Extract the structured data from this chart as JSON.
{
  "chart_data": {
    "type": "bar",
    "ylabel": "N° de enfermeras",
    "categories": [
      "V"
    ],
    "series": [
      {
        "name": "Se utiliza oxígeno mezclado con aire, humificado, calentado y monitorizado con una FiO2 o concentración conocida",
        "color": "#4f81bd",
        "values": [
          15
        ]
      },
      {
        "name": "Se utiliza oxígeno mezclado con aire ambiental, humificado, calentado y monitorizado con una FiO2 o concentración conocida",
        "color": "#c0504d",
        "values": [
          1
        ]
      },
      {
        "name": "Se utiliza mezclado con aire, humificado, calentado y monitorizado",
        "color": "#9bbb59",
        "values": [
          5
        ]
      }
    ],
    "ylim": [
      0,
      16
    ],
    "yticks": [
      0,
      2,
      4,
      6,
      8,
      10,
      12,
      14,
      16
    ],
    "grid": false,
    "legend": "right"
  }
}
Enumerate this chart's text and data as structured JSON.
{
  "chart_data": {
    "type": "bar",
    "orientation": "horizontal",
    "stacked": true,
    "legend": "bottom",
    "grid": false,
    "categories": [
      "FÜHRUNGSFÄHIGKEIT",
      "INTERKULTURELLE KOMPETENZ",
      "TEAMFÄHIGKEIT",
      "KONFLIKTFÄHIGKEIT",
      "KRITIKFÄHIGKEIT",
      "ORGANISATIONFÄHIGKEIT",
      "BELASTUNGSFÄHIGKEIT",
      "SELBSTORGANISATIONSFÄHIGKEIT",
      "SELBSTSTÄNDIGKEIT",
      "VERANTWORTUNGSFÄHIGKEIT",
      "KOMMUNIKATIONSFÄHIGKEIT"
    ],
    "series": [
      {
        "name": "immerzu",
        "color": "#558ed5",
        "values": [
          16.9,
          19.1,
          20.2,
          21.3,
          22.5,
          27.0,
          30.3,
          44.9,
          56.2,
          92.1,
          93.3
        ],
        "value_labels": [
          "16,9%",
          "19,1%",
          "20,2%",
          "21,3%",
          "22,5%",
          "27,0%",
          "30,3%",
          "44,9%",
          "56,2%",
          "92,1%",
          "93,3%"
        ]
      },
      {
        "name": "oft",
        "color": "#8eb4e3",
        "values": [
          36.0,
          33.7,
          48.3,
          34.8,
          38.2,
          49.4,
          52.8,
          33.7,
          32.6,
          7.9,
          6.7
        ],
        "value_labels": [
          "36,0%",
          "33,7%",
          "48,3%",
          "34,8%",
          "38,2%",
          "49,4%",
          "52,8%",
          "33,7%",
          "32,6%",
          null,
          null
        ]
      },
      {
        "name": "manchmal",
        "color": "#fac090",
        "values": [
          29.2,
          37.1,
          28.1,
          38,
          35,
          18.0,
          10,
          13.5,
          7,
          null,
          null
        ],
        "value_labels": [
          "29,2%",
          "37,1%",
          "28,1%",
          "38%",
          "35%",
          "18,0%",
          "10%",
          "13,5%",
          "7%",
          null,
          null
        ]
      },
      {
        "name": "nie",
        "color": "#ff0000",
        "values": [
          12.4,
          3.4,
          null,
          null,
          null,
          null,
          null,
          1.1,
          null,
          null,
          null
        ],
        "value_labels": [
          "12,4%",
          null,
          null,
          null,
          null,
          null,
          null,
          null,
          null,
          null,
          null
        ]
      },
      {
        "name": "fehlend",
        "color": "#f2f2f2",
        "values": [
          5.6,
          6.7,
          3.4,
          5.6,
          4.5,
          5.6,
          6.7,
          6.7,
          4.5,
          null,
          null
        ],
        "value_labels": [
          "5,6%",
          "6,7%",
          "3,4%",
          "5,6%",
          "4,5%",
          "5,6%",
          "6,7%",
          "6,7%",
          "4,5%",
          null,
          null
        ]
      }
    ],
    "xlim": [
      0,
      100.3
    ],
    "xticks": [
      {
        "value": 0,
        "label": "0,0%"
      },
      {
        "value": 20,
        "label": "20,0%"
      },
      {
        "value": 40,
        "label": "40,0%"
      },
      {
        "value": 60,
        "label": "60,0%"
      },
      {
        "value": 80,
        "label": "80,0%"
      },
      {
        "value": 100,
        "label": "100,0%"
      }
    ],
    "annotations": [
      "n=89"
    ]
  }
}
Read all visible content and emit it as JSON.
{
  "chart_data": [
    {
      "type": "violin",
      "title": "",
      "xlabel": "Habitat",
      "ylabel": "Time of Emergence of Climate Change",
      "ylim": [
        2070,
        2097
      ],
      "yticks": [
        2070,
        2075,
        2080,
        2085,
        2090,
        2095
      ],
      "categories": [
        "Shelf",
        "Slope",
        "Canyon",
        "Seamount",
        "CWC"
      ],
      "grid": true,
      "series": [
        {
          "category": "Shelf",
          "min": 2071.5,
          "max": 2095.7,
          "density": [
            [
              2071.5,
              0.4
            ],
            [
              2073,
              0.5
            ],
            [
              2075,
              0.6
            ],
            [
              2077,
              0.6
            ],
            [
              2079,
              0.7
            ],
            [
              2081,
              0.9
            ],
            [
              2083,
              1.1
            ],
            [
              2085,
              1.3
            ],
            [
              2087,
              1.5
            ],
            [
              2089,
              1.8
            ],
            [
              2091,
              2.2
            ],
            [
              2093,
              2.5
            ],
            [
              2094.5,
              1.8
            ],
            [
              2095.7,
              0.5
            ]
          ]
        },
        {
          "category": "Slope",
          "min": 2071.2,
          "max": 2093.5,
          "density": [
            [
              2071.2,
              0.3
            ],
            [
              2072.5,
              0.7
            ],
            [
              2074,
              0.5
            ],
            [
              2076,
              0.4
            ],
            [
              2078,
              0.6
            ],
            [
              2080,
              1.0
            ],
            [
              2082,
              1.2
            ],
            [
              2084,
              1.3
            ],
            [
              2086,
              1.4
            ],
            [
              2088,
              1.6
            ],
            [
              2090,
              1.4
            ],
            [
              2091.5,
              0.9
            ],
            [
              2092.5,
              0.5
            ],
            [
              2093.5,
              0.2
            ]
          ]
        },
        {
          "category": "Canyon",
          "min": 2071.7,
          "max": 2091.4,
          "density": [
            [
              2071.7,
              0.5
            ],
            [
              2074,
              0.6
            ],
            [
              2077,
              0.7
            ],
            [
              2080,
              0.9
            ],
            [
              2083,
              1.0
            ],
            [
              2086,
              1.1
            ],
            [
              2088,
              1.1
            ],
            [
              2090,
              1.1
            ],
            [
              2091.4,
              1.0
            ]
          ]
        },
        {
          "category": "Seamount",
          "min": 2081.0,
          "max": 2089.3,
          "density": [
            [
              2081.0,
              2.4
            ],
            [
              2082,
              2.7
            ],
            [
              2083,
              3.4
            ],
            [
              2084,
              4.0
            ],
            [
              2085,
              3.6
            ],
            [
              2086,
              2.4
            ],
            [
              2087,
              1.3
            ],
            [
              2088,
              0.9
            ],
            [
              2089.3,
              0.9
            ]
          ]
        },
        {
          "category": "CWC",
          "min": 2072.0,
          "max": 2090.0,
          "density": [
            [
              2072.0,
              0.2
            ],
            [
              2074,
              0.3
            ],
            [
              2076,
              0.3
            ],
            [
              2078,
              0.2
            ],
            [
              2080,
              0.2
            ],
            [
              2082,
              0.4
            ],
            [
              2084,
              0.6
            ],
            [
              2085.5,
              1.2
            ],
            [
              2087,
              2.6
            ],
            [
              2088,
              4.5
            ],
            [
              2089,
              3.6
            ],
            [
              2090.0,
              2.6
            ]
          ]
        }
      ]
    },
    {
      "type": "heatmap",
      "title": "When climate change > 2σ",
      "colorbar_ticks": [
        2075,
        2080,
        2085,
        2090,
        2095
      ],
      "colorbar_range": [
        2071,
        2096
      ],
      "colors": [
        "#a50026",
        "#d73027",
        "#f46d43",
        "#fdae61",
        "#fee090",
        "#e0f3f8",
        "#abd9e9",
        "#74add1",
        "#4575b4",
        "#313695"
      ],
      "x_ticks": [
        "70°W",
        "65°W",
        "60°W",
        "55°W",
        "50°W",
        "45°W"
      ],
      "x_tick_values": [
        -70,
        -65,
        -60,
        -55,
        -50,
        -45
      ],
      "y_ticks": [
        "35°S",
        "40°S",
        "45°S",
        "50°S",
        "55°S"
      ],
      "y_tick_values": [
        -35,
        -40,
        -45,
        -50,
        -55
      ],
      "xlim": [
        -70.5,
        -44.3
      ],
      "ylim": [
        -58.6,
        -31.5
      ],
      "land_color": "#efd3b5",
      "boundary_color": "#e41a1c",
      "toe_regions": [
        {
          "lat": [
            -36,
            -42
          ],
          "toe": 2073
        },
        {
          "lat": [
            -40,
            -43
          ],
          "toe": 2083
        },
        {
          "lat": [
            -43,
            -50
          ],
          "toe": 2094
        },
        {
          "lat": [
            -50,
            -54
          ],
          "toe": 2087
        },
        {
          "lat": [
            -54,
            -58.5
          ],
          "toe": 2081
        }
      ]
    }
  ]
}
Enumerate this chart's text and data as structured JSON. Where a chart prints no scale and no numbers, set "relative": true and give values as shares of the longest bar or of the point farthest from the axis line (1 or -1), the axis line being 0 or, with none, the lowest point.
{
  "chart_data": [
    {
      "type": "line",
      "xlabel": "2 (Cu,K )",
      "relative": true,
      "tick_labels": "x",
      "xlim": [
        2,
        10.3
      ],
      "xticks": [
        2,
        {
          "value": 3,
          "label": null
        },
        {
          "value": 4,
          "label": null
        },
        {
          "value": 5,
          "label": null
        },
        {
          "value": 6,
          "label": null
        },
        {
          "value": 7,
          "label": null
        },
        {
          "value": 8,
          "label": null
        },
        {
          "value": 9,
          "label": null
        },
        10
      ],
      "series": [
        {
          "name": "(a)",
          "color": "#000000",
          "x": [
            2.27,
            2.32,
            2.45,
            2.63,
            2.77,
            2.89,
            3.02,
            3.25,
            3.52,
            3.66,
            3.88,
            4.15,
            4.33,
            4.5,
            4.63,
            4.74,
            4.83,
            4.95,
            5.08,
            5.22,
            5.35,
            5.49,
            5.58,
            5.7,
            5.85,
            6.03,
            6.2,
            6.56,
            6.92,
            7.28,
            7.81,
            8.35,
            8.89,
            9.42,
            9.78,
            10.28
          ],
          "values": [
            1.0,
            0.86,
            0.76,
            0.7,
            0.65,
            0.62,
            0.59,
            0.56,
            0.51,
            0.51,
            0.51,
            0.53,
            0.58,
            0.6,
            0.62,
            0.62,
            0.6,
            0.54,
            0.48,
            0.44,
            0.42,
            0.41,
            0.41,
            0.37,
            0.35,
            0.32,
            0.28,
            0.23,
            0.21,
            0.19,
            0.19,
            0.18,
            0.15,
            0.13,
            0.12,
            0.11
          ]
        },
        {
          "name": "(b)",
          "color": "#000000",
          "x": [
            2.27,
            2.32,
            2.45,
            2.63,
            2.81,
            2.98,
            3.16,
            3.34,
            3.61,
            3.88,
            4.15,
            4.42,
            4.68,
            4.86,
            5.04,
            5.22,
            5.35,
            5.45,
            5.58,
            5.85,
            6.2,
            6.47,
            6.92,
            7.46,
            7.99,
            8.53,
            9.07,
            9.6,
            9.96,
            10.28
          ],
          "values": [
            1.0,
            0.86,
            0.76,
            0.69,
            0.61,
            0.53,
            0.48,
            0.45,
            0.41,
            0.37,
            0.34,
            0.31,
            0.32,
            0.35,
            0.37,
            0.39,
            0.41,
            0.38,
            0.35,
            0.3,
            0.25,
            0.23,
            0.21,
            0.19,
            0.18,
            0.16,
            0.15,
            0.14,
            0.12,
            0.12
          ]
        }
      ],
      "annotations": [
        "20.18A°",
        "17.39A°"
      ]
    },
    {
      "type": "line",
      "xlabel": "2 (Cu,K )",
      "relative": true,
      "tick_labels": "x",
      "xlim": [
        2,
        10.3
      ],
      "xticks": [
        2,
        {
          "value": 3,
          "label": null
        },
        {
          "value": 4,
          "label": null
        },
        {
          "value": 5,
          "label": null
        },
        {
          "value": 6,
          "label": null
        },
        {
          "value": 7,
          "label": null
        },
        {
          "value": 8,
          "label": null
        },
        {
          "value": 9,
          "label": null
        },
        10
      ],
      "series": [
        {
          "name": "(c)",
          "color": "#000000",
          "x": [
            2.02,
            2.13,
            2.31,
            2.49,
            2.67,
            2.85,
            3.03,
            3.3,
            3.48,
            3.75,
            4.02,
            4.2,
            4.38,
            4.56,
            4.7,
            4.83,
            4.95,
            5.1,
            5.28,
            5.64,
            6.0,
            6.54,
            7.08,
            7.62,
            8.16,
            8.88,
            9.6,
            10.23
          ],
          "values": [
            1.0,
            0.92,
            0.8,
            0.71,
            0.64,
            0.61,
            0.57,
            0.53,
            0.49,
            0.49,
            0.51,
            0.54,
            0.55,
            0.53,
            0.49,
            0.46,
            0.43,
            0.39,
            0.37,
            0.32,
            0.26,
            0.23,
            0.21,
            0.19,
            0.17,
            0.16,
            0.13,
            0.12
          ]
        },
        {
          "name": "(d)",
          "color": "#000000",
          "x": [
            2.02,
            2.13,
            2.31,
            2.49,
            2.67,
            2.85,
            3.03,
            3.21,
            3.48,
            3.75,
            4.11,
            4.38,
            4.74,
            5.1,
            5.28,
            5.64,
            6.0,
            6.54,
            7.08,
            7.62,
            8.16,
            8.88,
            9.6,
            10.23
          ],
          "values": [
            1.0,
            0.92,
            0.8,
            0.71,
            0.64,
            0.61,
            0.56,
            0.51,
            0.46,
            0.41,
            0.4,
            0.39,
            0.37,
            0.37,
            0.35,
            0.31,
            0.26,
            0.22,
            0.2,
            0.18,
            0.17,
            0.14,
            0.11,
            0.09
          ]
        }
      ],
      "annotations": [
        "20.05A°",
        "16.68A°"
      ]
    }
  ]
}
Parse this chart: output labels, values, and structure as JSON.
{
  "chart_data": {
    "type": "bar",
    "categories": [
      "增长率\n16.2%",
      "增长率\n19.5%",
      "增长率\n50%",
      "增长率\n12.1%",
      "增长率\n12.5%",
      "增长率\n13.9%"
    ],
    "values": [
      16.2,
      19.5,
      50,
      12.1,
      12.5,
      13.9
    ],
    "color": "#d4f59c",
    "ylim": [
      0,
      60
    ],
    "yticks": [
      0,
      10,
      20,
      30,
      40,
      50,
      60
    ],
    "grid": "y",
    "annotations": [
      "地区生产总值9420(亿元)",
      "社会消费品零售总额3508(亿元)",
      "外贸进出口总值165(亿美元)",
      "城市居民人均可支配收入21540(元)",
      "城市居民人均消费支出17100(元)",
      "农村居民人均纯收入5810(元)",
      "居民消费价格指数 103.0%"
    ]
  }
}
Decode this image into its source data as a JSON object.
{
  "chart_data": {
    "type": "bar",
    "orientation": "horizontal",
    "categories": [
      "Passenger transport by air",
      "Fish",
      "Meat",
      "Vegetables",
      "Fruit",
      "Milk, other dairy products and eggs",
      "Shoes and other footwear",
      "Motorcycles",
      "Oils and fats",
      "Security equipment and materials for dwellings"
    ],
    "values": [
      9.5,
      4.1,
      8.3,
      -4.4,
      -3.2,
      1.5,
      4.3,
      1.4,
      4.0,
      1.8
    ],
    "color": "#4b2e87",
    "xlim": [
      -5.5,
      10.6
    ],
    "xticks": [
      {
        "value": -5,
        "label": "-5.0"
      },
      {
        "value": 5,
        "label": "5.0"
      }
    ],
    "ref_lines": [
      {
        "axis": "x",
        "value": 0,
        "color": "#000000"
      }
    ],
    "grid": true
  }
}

# Exercise directions:
Read through the lines above and collect those that contain the string "category".

# Reply to the exercise:
          "category": "Shelf",
          "category": "Slope",
          "category": "Canyon",
          "category": "Seamount",
          "category": "CWC",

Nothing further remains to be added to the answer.